• _Exercise description_:
Return every record below exactly as written, omitting any pictures.

• _Information supplied_:
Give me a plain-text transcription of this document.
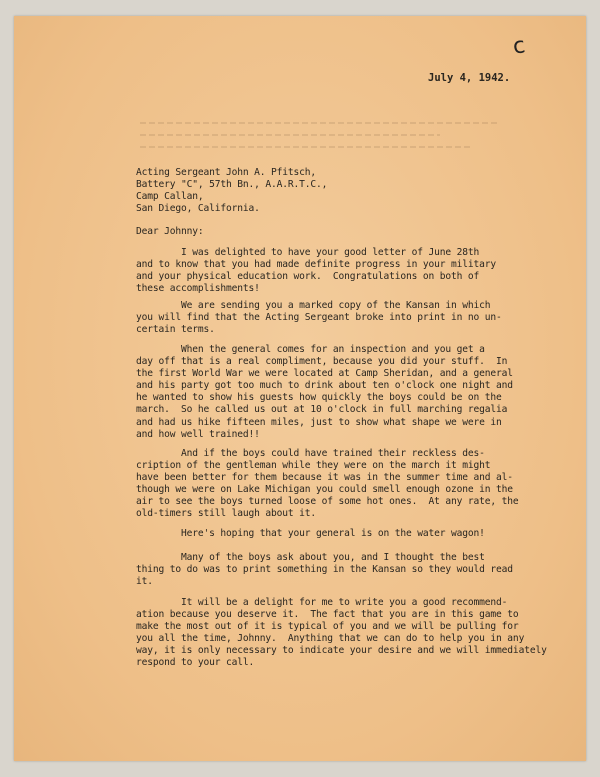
c
July 4, 1942.
Acting Sergeant John A. Pfitsch,
Battery "C", 57th Bn., A.A.R.T.C.,
Camp Callan,
San Diego, California.
Dear Johnny:
I was delighted to have your good letter of June 28th
and to know that you had made definite progress in your military
and your physical education work.  Congratulations on both of
these accomplishments!
We are sending you a marked copy of the Kansan in which
you will find that the Acting Sergeant broke into print in no un-
certain terms.
When the general comes for an inspection and you get a
day off that is a real compliment, because you did your stuff.  In
the first World War we were located at Camp Sheridan, and a general
and his party got too much to drink about ten o'clock one night and
he wanted to show his guests how quickly the boys could be on the
march.  So he called us out at 10 o'clock in full marching regalia
and had us hike fifteen miles, just to show what shape we were in
and how well trained!!
And if the boys could have trained their reckless des-
cription of the gentleman while they were on the march it might
have been better for them because it was in the summer time and al-
though we were on Lake Michigan you could smell enough ozone in the
air to see the boys turned loose of some hot ones.  At any rate, the
old-timers still laugh about it.
Here's hoping that your general is on the water wagon!
Many of the boys ask about you, and I thought the best
thing to do was to print something in the Kansan so they would read
it.
It will be a delight for me to write you a good recommend-
ation because you deserve it.  The fact that you are in this game to
make the most out of it is typical of you and we will be pulling for
you all the time, Johnny.  Anything that we can do to help you in any
way, it is only necessary to indicate your desire and we will immediately
respond to your call.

• _Output of the task_:
Give me a plain-text transcription of this document.
c
July 4, 1942.
Acting Sergeant John A. Pfitsch,
Battery "C", 57th Bn., A.A.R.T.C.,
Camp Callan,
San Diego, California.
Dear Johnny:
I was delighted to have your good letter of June 28th
and to know that you had made definite progress in your military
and your physical education work.  Congratulations on both of
these accomplishments!
We are sending you a marked copy of the Kansan in which
you will find that the Acting Sergeant broke into print in no un-
certain terms.
When the general comes for an inspection and you get a
day off that is a real compliment, because you did your stuff.  In
the first World War we were located at Camp Sheridan, and a general
and his party got too much to drink about ten o'clock one night and
he wanted to show his guests how quickly the boys could be on the
march.  So he called us out at 10 o'clock in full marching regalia
and had us hike fifteen miles, just to show what shape we were in
and how well trained!!
And if the boys could have trained their reckless des-
cription of the gentleman while they were on the march it might
have been better for them because it was in the summer time and al-
though we were on Lake Michigan you could smell enough ozone in the
air to see the boys turned loose of some hot ones.  At any rate, the
old-timers still laugh about it.
Here's hoping that your general is on the water wagon!
Many of the boys ask about you, and I thought the best
thing to do was to print something in the Kansan so they would read
it.
It will be a delight for me to write you a good recommend-
ation because you deserve it.  The fact that you are in this game to
make the most out of it is typical of you and we will be pulling for
you all the time, Johnny.  Anything that we can do to help you in any
way, it is only necessary to indicate your desire and we will immediately
respond to your call.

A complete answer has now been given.